| Problem to work on |
List each line holding the string "error".

··········

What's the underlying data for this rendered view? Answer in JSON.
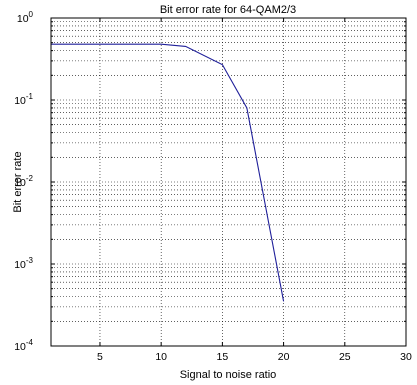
{
  "chart_data": {
    "type": "line",
    "title": "Bit error rate for 64-QAM2/3",
    "xlabel": "Signal to noise ratio",
    "ylabel": "Bit error rate",
    "xlim": [
      1,
      30
    ],
    "ylim": [
      0.0001,
      1
    ],
    "yscale": "log",
    "grid": true,
    "x_ticks": [
      "5",
      "10",
      "15",
      "20",
      "25",
      "30"
    ],
    "y_tick_labels": [
      {
        "base": "10",
        "exp": "0"
      },
      {
        "base": "10",
        "exp": "-1"
      },
      {
        "base": "10",
        "exp": "-2"
      },
      {
        "base": "10",
        "exp": "-3"
      },
      {
        "base": "10",
        "exp": "-4"
      }
    ],
    "series": [
      {
        "color": "#1f1f9a",
        "x": [
          1,
          10,
          12,
          15,
          17,
          20
        ],
        "y": [
          0.48,
          0.48,
          0.45,
          0.27,
          0.08,
          0.00035
        ]
      }
    ]
  }
}
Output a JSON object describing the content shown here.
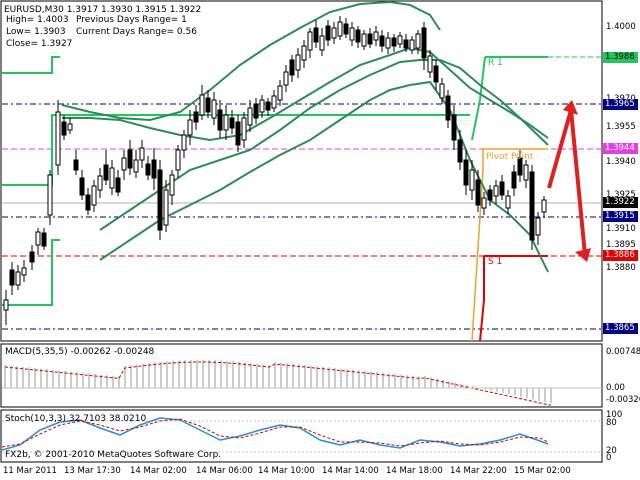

··········

| Task response |
    "title": "Bit error rate for 64-QAM2/3",
    "ylabel": "Bit error rate",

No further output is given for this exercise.